## RECORDS SUPPLIED
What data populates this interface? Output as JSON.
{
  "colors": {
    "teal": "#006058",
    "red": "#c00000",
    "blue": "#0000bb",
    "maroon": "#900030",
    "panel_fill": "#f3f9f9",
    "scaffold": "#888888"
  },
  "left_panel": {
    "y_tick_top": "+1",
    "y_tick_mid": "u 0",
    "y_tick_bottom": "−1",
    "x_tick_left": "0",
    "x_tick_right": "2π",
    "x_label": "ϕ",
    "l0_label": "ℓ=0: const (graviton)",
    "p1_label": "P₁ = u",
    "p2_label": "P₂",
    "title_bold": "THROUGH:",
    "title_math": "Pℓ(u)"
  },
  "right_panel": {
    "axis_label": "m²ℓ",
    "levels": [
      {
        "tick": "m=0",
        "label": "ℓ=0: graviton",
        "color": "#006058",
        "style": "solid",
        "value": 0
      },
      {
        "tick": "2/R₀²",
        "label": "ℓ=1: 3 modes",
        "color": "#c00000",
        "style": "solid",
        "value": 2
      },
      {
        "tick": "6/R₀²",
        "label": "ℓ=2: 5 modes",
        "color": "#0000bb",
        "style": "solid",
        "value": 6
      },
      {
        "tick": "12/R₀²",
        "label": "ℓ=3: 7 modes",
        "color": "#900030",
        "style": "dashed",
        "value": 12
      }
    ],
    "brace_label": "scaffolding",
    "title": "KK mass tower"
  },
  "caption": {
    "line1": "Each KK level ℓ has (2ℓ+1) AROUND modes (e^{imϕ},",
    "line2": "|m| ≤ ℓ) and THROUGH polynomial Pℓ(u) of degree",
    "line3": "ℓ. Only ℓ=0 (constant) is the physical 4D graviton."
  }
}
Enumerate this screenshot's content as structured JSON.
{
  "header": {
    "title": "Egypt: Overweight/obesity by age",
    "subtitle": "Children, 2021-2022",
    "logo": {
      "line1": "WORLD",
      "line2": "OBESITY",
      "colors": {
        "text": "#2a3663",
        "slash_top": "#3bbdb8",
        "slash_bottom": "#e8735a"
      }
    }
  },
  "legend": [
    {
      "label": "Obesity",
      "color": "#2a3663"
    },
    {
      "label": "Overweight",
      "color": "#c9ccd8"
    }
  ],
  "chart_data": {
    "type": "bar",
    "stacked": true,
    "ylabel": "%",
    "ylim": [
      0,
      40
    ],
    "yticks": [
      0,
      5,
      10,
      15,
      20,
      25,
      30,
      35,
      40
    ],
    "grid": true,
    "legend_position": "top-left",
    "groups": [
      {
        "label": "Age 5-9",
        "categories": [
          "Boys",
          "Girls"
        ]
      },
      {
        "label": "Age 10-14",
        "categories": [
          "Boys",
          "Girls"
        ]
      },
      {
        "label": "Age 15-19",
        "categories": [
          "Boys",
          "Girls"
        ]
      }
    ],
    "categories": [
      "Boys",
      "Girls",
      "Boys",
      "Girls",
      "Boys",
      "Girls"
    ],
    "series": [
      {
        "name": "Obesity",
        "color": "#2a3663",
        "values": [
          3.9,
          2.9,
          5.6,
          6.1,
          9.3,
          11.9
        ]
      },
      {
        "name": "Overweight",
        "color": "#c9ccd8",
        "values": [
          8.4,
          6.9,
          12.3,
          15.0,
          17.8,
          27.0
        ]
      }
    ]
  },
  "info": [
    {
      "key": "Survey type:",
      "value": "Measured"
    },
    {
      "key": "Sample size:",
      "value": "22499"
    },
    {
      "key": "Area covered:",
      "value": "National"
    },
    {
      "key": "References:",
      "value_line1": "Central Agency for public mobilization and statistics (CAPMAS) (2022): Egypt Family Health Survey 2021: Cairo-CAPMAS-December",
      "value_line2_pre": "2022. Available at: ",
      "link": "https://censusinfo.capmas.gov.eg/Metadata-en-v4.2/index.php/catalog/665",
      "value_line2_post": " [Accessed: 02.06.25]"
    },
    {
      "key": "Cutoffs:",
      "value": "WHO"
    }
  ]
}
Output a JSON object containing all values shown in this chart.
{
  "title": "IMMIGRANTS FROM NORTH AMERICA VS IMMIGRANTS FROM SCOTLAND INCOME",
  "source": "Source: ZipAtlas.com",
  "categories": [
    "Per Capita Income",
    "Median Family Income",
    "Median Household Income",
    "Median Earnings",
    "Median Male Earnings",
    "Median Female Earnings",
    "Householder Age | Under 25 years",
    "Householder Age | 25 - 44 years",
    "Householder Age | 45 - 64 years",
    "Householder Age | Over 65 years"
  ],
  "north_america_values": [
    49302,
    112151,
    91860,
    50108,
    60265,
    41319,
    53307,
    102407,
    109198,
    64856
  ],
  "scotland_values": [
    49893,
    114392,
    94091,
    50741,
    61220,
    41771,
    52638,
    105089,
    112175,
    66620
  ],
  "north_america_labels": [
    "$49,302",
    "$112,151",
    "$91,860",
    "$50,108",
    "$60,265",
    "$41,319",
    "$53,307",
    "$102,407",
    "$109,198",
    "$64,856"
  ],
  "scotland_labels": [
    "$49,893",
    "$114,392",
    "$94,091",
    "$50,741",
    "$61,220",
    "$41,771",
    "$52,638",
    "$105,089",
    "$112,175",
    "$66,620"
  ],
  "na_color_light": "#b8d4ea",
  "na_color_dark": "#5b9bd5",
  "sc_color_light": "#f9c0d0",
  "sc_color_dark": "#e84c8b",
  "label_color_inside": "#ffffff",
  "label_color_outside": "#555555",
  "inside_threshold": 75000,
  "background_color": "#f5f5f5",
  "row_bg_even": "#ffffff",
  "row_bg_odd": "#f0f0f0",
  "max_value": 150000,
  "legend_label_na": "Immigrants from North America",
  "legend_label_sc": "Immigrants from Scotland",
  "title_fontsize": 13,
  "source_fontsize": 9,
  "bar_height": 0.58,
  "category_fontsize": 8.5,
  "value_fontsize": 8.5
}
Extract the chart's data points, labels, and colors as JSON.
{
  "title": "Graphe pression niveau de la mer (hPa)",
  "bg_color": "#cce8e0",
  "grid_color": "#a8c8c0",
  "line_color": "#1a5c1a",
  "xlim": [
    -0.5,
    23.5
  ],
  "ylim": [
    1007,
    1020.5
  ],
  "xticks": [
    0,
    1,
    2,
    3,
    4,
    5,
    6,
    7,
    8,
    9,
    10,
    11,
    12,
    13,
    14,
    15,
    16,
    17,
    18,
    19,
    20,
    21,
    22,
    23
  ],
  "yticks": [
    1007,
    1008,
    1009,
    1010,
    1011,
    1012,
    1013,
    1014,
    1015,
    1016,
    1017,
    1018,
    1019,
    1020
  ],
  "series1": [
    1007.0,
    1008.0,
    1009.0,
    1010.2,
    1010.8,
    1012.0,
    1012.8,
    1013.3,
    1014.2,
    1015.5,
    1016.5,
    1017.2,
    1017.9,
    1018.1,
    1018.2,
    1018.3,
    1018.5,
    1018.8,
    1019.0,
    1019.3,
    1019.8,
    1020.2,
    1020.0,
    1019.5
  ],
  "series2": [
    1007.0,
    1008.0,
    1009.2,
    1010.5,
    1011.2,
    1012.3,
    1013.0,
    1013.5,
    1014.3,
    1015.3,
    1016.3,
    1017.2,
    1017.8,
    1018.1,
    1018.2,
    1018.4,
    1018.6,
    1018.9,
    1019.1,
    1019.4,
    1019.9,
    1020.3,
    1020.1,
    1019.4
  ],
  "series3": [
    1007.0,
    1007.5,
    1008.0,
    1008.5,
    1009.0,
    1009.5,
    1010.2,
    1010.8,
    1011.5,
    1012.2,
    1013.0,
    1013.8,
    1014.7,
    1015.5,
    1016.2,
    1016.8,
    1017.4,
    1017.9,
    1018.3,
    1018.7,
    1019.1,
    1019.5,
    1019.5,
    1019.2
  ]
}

## REQUEST
Word for word, write out the data.

## RESULT FOR THIS TASK
What data populates this interface? Output as JSON.
{
  "colors": {
    "teal": "#006058",
    "red": "#c00000",
    "blue": "#0000bb",
    "maroon": "#900030",
    "panel_fill": "#f3f9f9",
    "scaffold": "#888888"
  },
  "left_panel": {
    "y_tick_top": "+1",
    "y_tick_mid": "u 0",
    "y_tick_bottom": "−1",
    "x_tick_left": "0",
    "x_tick_right": "2π",
    "x_label": "ϕ",
    "l0_label": "ℓ=0: const (graviton)",
    "p1_label": "P₁ = u",
    "p2_label": "P₂",
    "title_bold": "THROUGH:",
    "title_math": "Pℓ(u)"
  },
  "right_panel": {
    "axis_label": "m²ℓ",
    "levels": [
      {
        "tick": "m=0",
        "label": "ℓ=0: graviton",
        "color": "#006058",
        "style": "solid",
        "value": 0
      },
      {
        "tick": "2/R₀²",
        "label": "ℓ=1: 3 modes",
        "color": "#c00000",
        "style": "solid",
        "value": 2
      },
      {
        "tick": "6/R₀²",
        "label": "ℓ=2: 5 modes",
        "color": "#0000bb",
        "style": "solid",
        "value": 6
      },
      {
        "tick": "12/R₀²",
        "label": "ℓ=3: 7 modes",
        "color": "#900030",
        "style": "dashed",
        "value": 12
      }
    ],
    "brace_label": "scaffolding",
    "title": "KK mass tower"
  },
  "caption": {
    "line1": "Each KK level ℓ has (2ℓ+1) AROUND modes (e^{imϕ},",
    "line2": "|m| ≤ ℓ) and THROUGH polynomial Pℓ(u) of degree",
    "line3": "ℓ. Only ℓ=0 (constant) is the physical 4D graviton."
  }
}
Enumerate this screenshot's content as structured JSON.
{
  "header": {
    "title": "Egypt: Overweight/obesity by age",
    "subtitle": "Children, 2021-2022",
    "logo": {
      "line1": "WORLD",
      "line2": "OBESITY",
      "colors": {
        "text": "#2a3663",
        "slash_top": "#3bbdb8",
        "slash_bottom": "#e8735a"
      }
    }
  },
  "legend": [
    {
      "label": "Obesity",
      "color": "#2a3663"
    },
    {
      "label": "Overweight",
      "color": "#c9ccd8"
    }
  ],
  "chart_data": {
    "type": "bar",
    "stacked": true,
    "ylabel": "%",
    "ylim": [
      0,
      40
    ],
    "yticks": [
      0,
      5,
      10,
      15,
      20,
      25,
      30,
      35,
      40
    ],
    "grid": true,
    "legend_position": "top-left",
    "groups": [
      {
        "label": "Age 5-9",
        "categories": [
          "Boys",
          "Girls"
        ]
      },
      {
        "label": "Age 10-14",
        "categories": [
          "Boys",
          "Girls"
        ]
      },
      {
        "label": "Age 15-19",
        "categories": [
          "Boys",
          "Girls"
        ]
      }
    ],
    "categories": [
      "Boys",
      "Girls",
      "Boys",
      "Girls",
      "Boys",
      "Girls"
    ],
    "series": [
      {
        "name": "Obesity",
        "color": "#2a3663",
        "values": [
          3.9,
          2.9,
          5.6,
          6.1,
          9.3,
          11.9
        ]
      },
      {
        "name": "Overweight",
        "color": "#c9ccd8",
        "values": [
          8.4,
          6.9,
          12.3,
          15.0,
          17.8,
          27.0
        ]
      }
    ]
  },
  "info": [
    {
      "key": "Survey type:",
      "value": "Measured"
    },
    {
      "key": "Sample size:",
      "value": "22499"
    },
    {
      "key": "Area covered:",
      "value": "National"
    },
    {
      "key": "References:",
      "value_line1": "Central Agency for public mobilization and statistics (CAPMAS) (2022): Egypt Family Health Survey 2021: Cairo-CAPMAS-December",
      "value_line2_pre": "2022. Available at: ",
      "link": "https://censusinfo.capmas.gov.eg/Metadata-en-v4.2/index.php/catalog/665",
      "value_line2_post": " [Accessed: 02.06.25]"
    },
    {
      "key": "Cutoffs:",
      "value": "WHO"
    }
  ]
}
Output a JSON object containing all values shown in this chart.
{
  "title": "IMMIGRANTS FROM NORTH AMERICA VS IMMIGRANTS FROM SCOTLAND INCOME",
  "source": "Source: ZipAtlas.com",
  "categories": [
    "Per Capita Income",
    "Median Family Income",
    "Median Household Income",
    "Median Earnings",
    "Median Male Earnings",
    "Median Female Earnings",
    "Householder Age | Under 25 years",
    "Householder Age | 25 - 44 years",
    "Householder Age | 45 - 64 years",
    "Householder Age | Over 65 years"
  ],
  "north_america_values": [
    49302,
    112151,
    91860,
    50108,
    60265,
    41319,
    53307,
    102407,
    109198,
    64856
  ],
  "scotland_values": [
    49893,
    114392,
    94091,
    50741,
    61220,
    41771,
    52638,
    105089,
    112175,
    66620
  ],
  "north_america_labels": [
    "$49,302",
    "$112,151",
    "$91,860",
    "$50,108",
    "$60,265",
    "$41,319",
    "$53,307",
    "$102,407",
    "$109,198",
    "$64,856"
  ],
  "scotland_labels": [
    "$49,893",
    "$114,392",
    "$94,091",
    "$50,741",
    "$61,220",
    "$41,771",
    "$52,638",
    "$105,089",
    "$112,175",
    "$66,620"
  ],
  "na_color_light": "#b8d4ea",
  "na_color_dark": "#5b9bd5",
  "sc_color_light": "#f9c0d0",
  "sc_color_dark": "#e84c8b",
  "label_color_inside": "#ffffff",
  "label_color_outside": "#555555",
  "inside_threshold": 75000,
  "background_color": "#f5f5f5",
  "row_bg_even": "#ffffff",
  "row_bg_odd": "#f0f0f0",
  "max_value": 150000,
  "legend_label_na": "Immigrants from North America",
  "legend_label_sc": "Immigrants from Scotland",
  "title_fontsize": 13,
  "source_fontsize": 9,
  "bar_height": 0.58,
  "category_fontsize": 8.5,
  "value_fontsize": 8.5
}
Extract the chart's data points, labels, and colors as JSON.
{
  "title": "Graphe pression niveau de la mer (hPa)",
  "bg_color": "#cce8e0",
  "grid_color": "#a8c8c0",
  "line_color": "#1a5c1a",
  "xlim": [
    -0.5,
    23.5
  ],
  "ylim": [
    1007,
    1020.5
  ],
  "xticks": [
    0,
    1,
    2,
    3,
    4,
    5,
    6,
    7,
    8,
    9,
    10,
    11,
    12,
    13,
    14,
    15,
    16,
    17,
    18,
    19,
    20,
    21,
    22,
    23
  ],
  "yticks": [
    1007,
    1008,
    1009,
    1010,
    1011,
    1012,
    1013,
    1014,
    1015,
    1016,
    1017,
    1018,
    1019,
    1020
  ],
  "series1": [
    1007.0,
    1008.0,
    1009.0,
    1010.2,
    1010.8,
    1012.0,
    1012.8,
    1013.3,
    1014.2,
    1015.5,
    1016.5,
    1017.2,
    1017.9,
    1018.1,
    1018.2,
    1018.3,
    1018.5,
    1018.8,
    1019.0,
    1019.3,
    1019.8,
    1020.2,
    1020.0,
    1019.5
  ],
  "series2": [
    1007.0,
    1008.0,
    1009.2,
    1010.5,
    1011.2,
    1012.3,
    1013.0,
    1013.5,
    1014.3,
    1015.3,
    1016.3,
    1017.2,
    1017.8,
    1018.1,
    1018.2,
    1018.4,
    1018.6,
    1018.9,
    1019.1,
    1019.4,
    1019.9,
    1020.3,
    1020.1,
    1019.4
  ],
  "series3": [
    1007.0,
    1007.5,
    1008.0,
    1008.5,
    1009.0,
    1009.5,
    1010.2,
    1010.8,
    1011.5,
    1012.2,
    1013.0,
    1013.8,
    1014.7,
    1015.5,
    1016.2,
    1016.8,
    1017.4,
    1017.9,
    1018.3,
    1018.7,
    1019.1,
    1019.5,
    1019.5,
    1019.2
  ]
}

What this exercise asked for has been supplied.